++++ TEXTO PARA ANÁLISE ++++

O Estado de S. Paulo
Ibaneis precisa de pressa para socorrer os cofres do BRB, que não está imune a uma intervenção do BC
O Banco Central, regulador nacional do sistema financeiro, ainda calcula o tamanho do rombo nas contas do Banco de Brasília (BRB), como um dos desdobramentos do caso Master. A auditoria contratada pela própria instituição também está em andamento. Mas já é possível ter certeza de que o “projeto de nacionalização” que o governador do Distrito Federal, Ibaneis Rocha (MDB), dizia promover no banco público não tinha fundamentos sólidos. E o máximo que ele conseguiu foi ver o banco envolvido em escândalo nacional.

++++ MATERIAL FORNECIDO ++++

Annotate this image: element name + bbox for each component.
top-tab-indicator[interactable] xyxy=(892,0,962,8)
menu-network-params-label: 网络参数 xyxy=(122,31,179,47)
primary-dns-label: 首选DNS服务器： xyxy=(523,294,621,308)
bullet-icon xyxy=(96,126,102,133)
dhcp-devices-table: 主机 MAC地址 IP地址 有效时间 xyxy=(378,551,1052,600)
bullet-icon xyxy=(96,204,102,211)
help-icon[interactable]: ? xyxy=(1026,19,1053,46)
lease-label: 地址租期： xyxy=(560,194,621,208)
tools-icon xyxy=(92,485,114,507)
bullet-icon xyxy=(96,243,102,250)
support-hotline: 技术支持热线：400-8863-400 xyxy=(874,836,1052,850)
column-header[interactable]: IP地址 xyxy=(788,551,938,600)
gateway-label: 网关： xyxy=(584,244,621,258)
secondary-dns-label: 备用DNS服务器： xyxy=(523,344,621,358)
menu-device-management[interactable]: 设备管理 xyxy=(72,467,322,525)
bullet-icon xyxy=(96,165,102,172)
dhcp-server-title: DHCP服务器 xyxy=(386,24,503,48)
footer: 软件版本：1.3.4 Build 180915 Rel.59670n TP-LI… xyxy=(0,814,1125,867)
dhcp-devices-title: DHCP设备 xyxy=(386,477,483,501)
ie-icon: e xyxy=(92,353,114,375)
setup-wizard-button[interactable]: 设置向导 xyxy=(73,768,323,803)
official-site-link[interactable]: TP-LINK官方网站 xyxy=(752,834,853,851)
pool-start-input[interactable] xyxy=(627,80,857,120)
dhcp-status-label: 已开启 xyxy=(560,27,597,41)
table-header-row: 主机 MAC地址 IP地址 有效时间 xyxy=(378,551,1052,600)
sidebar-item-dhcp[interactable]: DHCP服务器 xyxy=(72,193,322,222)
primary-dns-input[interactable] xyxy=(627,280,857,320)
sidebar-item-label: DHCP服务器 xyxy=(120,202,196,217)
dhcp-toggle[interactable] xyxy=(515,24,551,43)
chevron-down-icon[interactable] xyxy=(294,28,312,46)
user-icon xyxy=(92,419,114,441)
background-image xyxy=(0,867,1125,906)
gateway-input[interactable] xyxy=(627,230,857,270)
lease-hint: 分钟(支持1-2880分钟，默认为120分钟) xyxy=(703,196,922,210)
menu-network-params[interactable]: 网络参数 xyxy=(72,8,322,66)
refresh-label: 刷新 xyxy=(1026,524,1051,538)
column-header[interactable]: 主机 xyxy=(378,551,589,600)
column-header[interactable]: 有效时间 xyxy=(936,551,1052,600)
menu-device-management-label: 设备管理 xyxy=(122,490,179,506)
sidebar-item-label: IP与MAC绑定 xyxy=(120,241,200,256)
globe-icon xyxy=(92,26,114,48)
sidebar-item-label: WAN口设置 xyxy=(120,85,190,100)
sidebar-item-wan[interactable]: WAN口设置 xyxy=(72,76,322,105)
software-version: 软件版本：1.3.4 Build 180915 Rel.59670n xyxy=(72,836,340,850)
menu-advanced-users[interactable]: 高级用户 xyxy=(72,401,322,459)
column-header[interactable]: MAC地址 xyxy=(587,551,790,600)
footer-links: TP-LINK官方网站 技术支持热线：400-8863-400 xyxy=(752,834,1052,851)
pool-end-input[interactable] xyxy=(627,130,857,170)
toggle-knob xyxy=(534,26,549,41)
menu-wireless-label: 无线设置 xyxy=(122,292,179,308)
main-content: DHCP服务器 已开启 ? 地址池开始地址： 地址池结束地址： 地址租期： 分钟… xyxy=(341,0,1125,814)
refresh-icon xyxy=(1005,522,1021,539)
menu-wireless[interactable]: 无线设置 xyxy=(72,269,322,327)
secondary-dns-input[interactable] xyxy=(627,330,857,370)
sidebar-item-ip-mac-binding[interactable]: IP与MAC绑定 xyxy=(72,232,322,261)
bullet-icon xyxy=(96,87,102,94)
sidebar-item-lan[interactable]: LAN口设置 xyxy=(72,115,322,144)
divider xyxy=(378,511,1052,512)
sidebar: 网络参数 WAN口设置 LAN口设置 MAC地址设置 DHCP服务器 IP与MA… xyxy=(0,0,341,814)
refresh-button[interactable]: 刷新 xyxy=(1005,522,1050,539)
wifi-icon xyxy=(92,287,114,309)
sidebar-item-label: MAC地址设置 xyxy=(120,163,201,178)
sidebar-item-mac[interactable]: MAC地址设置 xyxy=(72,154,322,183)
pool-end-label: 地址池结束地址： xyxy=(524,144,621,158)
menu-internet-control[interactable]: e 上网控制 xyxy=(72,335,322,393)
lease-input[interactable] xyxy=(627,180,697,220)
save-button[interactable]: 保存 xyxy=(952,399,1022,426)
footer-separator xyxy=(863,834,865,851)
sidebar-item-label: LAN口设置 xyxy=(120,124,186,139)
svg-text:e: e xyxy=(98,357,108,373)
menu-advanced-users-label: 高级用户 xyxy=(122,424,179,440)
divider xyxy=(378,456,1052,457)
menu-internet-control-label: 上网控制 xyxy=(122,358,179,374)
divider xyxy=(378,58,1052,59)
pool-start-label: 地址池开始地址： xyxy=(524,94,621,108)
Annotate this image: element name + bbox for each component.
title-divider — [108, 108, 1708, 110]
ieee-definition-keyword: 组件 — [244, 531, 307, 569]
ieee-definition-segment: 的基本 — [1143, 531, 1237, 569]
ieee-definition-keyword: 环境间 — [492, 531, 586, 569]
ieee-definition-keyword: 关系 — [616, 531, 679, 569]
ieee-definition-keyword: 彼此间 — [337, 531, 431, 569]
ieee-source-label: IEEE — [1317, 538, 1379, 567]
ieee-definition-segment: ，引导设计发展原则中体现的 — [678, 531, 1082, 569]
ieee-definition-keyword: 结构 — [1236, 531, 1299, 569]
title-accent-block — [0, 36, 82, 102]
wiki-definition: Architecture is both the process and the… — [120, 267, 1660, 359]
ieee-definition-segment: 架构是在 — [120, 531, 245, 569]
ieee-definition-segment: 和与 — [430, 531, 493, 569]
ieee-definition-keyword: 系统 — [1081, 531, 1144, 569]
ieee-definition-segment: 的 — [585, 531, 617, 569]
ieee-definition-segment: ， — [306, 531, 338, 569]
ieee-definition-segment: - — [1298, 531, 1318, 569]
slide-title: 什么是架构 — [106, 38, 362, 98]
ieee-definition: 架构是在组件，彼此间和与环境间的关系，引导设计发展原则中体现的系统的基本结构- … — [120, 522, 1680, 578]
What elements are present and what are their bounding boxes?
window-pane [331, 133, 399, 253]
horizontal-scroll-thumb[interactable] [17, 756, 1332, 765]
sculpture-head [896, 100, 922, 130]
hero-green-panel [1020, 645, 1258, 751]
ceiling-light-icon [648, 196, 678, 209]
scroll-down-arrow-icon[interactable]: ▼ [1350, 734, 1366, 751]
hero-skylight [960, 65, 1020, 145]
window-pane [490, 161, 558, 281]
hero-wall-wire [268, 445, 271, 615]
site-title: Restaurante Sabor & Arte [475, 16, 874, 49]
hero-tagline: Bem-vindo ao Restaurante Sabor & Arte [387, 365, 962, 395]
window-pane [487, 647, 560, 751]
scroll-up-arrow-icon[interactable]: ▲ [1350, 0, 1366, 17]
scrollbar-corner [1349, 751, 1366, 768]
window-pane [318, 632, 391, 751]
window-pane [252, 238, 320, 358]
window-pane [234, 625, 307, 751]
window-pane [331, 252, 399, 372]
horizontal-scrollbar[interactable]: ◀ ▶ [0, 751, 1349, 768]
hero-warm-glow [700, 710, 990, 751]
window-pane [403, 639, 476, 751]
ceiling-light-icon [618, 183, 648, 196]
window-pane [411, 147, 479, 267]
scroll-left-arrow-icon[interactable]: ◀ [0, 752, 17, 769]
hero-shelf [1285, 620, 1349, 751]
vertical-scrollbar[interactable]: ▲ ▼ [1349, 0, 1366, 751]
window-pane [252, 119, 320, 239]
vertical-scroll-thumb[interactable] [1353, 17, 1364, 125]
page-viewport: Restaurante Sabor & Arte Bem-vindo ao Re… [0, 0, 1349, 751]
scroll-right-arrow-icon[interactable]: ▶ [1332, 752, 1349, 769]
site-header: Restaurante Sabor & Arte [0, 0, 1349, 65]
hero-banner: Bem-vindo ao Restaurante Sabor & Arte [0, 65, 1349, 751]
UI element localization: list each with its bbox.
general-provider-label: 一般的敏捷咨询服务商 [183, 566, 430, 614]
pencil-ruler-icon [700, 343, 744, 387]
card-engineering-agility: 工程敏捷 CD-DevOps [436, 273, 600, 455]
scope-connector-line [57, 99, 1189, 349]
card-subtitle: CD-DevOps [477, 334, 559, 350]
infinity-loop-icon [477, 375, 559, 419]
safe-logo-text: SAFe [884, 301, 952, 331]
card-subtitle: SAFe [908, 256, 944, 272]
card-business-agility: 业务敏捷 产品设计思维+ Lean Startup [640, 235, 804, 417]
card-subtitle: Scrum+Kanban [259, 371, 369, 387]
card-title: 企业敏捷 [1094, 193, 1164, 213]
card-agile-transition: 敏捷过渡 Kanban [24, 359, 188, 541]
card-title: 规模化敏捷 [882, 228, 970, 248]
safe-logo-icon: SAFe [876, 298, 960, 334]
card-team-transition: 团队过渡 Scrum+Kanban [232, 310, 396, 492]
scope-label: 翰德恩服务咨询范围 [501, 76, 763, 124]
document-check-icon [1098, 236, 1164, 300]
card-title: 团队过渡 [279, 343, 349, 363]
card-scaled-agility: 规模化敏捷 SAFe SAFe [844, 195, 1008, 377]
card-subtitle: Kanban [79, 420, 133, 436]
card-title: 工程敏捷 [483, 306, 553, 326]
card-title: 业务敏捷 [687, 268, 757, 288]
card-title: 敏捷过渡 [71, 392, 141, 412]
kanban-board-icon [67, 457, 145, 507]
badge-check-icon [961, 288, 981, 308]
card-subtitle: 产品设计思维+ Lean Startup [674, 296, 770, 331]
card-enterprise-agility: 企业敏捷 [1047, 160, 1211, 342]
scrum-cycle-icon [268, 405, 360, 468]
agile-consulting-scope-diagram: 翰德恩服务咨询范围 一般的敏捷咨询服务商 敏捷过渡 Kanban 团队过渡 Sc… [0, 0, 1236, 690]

++++

*AÇÕES NECESSÁRIAS*:
**1)** Resuma o texto sobre o BRB em duas frases.
**2)** Transcreva o trecho do texto sobre o BRB que começa em "O Estado de" e termina em "em escândalo nacional.".

*SUAS RESPOSTAS*:
**1)** O Banco Central e uma auditoria contratada pelo próprio BRB ainda apuram o tamanho do rombo nas contas do banco, um dos desdobramentos do caso Master. Já se sabe, porém, que o “projeto de nacionalização” do governador Ibaneis Rocha não tinha fundamentos sólidos e que o máximo que ele conseguiu foi ver o banco envolvido em escândalo nacional.

**2)**
O Estado de S. Paulo
Ibaneis precisa de pressa para socorrer os cofres do BRB, que não está imune a uma intervenção do BC
O Banco Central, regulador nacional do sistema financeiro, ainda calcula o tamanho do rombo nas contas do Banco de Brasília (BRB), como um dos desdobramentos do caso Master. A auditoria contratada pela própria instituição também está em andamento. Mas já é possível ter certeza de que o “projeto de nacionalização” que o governador do Distrito Federal, Ibaneis Rocha (MDB), dizia promover no banco público não tinha fundamentos sólidos. E o máximo que ele conseguiu foi ver o banco envolvido em escândalo nacional.